*** Opening SELECTED EXCERPT ***
Ask CPAG Online - Are there errors and gaps in the evidence?

This is a common ground for disputing a decision, which interacts with the issues of the correct choice descriptors and the proper application of the frequency and reliability rules. The problem usually arises because of the inadequacies of the assessment process and the difficulties claimants often have understanding the rules and providing sufficient appropriate evidence.

What errors can arise from the PIP2 questionnaire?

The PIP2 questionnaire tries to adopt a ‘claimant friendly approach’ to obtaining relevant information from a claimant using plain language, but it does not accurately reproduce the wording of the descriptors, or adequately reflect the requirements of the ‘frequency’ and ‘reliability’ rules. The questions relating to each activity allow for responses of ‘yes’, ‘no’ and ‘sometimes’, but the distinction between ‘yes’ and ‘sometimes’ is unclear and there are no specific questions which relate to the ‘frequency’ rules. The open text boxes are difficult to complete, even allowing for the bulleted guidance, which mention but do not explain the ‘reliability’ rules.

It is often necessary to point out the shortcomings of the PIP2 evidence when you disputing a decision, both in terms of the format of the questionnaire, and the way it has been completed by a particular claimant, which may not accurately reflect the difficulties s/he has.

What errors can arise from the medical assessment?

The assessments follow a similar model to employment and support allowance medical assessments, which have been heavily criticised in a number of independent reports, as often being inaccurate, impersonal, judgemental, and non-specialist. Section 2 of the PIP Assessment Guide gives detailed guidance to health care professionals carrying out the assessments, setting high standards in relation to interviewing skills, eliciting and recording relevant information, dealing with fluctuating conditions, and completing report forms (including the PA4).
*** Closing SELECTED EXCERPT ***
*** Opening SUPPLIED ENTRIES ***
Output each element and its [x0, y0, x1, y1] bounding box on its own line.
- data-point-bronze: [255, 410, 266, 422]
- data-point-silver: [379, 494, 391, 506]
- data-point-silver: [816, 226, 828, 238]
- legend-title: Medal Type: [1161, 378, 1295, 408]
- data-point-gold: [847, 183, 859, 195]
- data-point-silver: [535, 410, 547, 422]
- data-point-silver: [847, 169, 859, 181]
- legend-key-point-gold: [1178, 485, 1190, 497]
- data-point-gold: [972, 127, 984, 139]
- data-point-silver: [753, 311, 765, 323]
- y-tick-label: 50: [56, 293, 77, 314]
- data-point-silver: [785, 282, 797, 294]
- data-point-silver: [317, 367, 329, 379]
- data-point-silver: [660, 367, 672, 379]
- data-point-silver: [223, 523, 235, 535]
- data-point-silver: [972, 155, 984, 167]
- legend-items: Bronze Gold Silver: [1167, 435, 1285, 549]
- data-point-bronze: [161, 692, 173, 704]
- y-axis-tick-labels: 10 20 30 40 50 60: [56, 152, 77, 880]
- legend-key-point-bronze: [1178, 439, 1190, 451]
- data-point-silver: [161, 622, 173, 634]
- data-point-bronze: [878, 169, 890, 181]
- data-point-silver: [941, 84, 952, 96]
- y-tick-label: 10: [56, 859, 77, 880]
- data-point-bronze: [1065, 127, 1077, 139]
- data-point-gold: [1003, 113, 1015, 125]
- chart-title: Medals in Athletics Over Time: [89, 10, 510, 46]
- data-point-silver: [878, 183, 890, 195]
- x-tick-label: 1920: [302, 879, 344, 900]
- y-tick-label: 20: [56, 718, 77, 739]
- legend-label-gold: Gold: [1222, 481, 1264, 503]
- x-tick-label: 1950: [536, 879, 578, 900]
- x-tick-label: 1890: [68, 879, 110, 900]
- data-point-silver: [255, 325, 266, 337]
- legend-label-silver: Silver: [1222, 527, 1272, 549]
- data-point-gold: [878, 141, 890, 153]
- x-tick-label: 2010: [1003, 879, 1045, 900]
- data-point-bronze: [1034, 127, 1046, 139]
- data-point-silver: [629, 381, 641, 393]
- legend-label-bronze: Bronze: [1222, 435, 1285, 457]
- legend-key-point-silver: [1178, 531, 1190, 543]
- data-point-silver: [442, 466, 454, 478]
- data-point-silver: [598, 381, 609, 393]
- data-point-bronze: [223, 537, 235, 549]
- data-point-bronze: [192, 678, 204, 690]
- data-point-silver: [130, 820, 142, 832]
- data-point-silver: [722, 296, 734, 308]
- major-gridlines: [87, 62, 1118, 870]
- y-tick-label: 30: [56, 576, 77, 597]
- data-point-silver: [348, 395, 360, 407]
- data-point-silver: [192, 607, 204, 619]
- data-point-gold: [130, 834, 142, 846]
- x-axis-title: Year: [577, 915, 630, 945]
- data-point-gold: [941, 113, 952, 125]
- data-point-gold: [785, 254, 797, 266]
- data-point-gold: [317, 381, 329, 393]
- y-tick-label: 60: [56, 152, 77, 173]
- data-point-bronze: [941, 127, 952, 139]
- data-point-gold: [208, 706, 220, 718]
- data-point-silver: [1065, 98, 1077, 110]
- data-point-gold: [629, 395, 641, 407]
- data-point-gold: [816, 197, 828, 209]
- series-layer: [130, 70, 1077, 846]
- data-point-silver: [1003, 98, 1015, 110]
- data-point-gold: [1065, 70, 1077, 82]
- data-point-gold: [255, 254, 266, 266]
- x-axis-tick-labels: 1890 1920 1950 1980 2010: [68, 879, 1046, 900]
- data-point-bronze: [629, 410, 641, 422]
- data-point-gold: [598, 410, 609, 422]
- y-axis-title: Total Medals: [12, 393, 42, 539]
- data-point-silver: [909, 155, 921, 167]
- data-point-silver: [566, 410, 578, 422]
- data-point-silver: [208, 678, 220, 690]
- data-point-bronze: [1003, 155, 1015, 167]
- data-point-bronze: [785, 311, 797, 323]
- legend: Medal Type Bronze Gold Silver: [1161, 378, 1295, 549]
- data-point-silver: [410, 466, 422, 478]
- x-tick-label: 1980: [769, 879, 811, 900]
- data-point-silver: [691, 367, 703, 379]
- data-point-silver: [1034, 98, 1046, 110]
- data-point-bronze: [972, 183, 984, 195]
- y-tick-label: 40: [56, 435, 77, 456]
*** Closing SUPPLIED ENTRIES ***
EXPLORE THE MATERIAL -
1/ According to the Ask CPAG page, which responses do the PIP2 questionnaire's questions allow for each activity?
2/ Repeat the part of the Ask CPAG page that opens with the words containing "It is often" and closes with "(including the PA4).".
The items that come after the Ask CPAG page are separate material, unrelated to it.

LIST OF SOLUTIONS -
1/ ‘Yes’, ‘no’ and ‘sometimes’.

2/
It is often necessary to point out the shortcomings of the PIP2 evidence when you disputing a decision, both in terms of the format of the questionnaire, and the way it has been completed by a particular claimant, which may not accurately reflect the difficulties s/he has.

What errors can arise from the medical assessment?

The assessments follow a similar model to employment and support allowance medical assessments, which have been heavily criticised in a number of independent reports, as often being inaccurate, impersonal, judgemental, and non-specialist. Section 2 of the PIP Assessment Guide gives detailed guidance to health care professionals carrying out the assessments, setting high standards in relation to interviewing skills, eliciting and recording relevant information, dealing with fluctuating conditions, and completing report forms (including the PA4).